▶ Required task: All of the records below should be output exactly.
═══ Dataset entries ═══
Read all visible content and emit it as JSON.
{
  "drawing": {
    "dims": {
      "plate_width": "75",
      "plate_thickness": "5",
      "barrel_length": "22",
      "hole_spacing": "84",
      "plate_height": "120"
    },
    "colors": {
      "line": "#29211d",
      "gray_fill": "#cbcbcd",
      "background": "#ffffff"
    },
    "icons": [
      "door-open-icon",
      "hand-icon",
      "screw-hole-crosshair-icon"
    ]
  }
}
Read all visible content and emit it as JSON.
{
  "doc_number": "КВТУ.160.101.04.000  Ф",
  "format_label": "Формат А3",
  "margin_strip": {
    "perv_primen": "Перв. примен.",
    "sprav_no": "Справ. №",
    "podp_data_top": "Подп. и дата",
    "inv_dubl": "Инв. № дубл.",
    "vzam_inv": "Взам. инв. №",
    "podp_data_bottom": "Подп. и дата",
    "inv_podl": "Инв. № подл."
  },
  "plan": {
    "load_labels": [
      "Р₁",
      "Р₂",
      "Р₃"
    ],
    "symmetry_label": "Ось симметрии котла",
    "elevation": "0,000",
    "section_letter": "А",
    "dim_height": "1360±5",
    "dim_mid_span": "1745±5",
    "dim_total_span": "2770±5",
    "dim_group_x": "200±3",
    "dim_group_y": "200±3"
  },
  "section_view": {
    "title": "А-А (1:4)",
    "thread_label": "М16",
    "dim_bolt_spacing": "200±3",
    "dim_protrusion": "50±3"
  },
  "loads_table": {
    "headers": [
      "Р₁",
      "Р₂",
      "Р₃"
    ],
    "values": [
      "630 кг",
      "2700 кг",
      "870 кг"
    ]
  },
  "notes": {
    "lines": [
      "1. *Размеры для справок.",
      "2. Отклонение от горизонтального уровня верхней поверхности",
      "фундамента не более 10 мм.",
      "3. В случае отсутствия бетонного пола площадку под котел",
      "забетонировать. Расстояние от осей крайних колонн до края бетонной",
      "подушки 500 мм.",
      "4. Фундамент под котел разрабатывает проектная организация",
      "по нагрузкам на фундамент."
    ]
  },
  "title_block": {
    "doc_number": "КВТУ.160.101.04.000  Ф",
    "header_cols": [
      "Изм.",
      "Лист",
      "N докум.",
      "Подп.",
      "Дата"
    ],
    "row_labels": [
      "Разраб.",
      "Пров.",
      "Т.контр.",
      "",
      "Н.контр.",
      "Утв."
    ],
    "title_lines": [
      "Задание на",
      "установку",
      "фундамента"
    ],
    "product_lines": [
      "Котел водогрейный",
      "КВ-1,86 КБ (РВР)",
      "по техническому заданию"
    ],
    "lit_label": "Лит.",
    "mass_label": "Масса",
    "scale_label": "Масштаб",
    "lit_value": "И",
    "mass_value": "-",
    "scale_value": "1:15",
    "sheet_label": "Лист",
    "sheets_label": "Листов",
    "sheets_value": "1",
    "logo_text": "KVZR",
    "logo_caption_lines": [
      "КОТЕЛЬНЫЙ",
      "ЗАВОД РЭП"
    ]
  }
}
═══
▶ Complete answer:
Read all visible content and emit it as JSON.
{
  "drawing": {
    "dims": {
      "plate_width": "75",
      "plate_thickness": "5",
      "barrel_length": "22",
      "hole_spacing": "84",
      "plate_height": "120"
    },
    "colors": {
      "line": "#29211d",
      "gray_fill": "#cbcbcd",
      "background": "#ffffff"
    },
    "icons": [
      "door-open-icon",
      "hand-icon",
      "screw-hole-crosshair-icon"
    ]
  }
}
Read all visible content and emit it as JSON.
{
  "doc_number": "КВТУ.160.101.04.000  Ф",
  "format_label": "Формат А3",
  "margin_strip": {
    "perv_primen": "Перв. примен.",
    "sprav_no": "Справ. №",
    "podp_data_top": "Подп. и дата",
    "inv_dubl": "Инв. № дубл.",
    "vzam_inv": "Взам. инв. №",
    "podp_data_bottom": "Подп. и дата",
    "inv_podl": "Инв. № подл."
  },
  "plan": {
    "load_labels": [
      "Р₁",
      "Р₂",
      "Р₃"
    ],
    "symmetry_label": "Ось симметрии котла",
    "elevation": "0,000",
    "section_letter": "А",
    "dim_height": "1360±5",
    "dim_mid_span": "1745±5",
    "dim_total_span": "2770±5",
    "dim_group_x": "200±3",
    "dim_group_y": "200±3"
  },
  "section_view": {
    "title": "А-А (1:4)",
    "thread_label": "М16",
    "dim_bolt_spacing": "200±3",
    "dim_protrusion": "50±3"
  },
  "loads_table": {
    "headers": [
      "Р₁",
      "Р₂",
      "Р₃"
    ],
    "values": [
      "630 кг",
      "2700 кг",
      "870 кг"
    ]
  },
  "notes": {
    "lines": [
      "1. *Размеры для справок.",
      "2. Отклонение от горизонтального уровня верхней поверхности",
      "фундамента не более 10 мм.",
      "3. В случае отсутствия бетонного пола площадку под котел",
      "забетонировать. Расстояние от осей крайних колонн до края бетонной",
      "подушки 500 мм.",
      "4. Фундамент под котел разрабатывает проектная организация",
      "по нагрузкам на фундамент."
    ]
  },
  "title_block": {
    "doc_number": "КВТУ.160.101.04.000  Ф",
    "header_cols": [
      "Изм.",
      "Лист",
      "N докум.",
      "Подп.",
      "Дата"
    ],
    "row_labels": [
      "Разраб.",
      "Пров.",
      "Т.контр.",
      "",
      "Н.контр.",
      "Утв."
    ],
    "title_lines": [
      "Задание на",
      "установку",
      "фундамента"
    ],
    "product_lines": [
      "Котел водогрейный",
      "КВ-1,86 КБ (РВР)",
      "по техническому заданию"
    ],
    "lit_label": "Лит.",
    "mass_label": "Масса",
    "scale_label": "Масштаб",
    "lit_value": "И",
    "mass_value": "-",
    "scale_value": "1:15",
    "sheet_label": "Лист",
    "sheets_label": "Листов",
    "sheets_value": "1",
    "logo_text": "KVZR",
    "logo_caption_lines": [
      "КОТЕЛЬНЫЙ",
      "ЗАВОД РЭП"
    ]
  }
}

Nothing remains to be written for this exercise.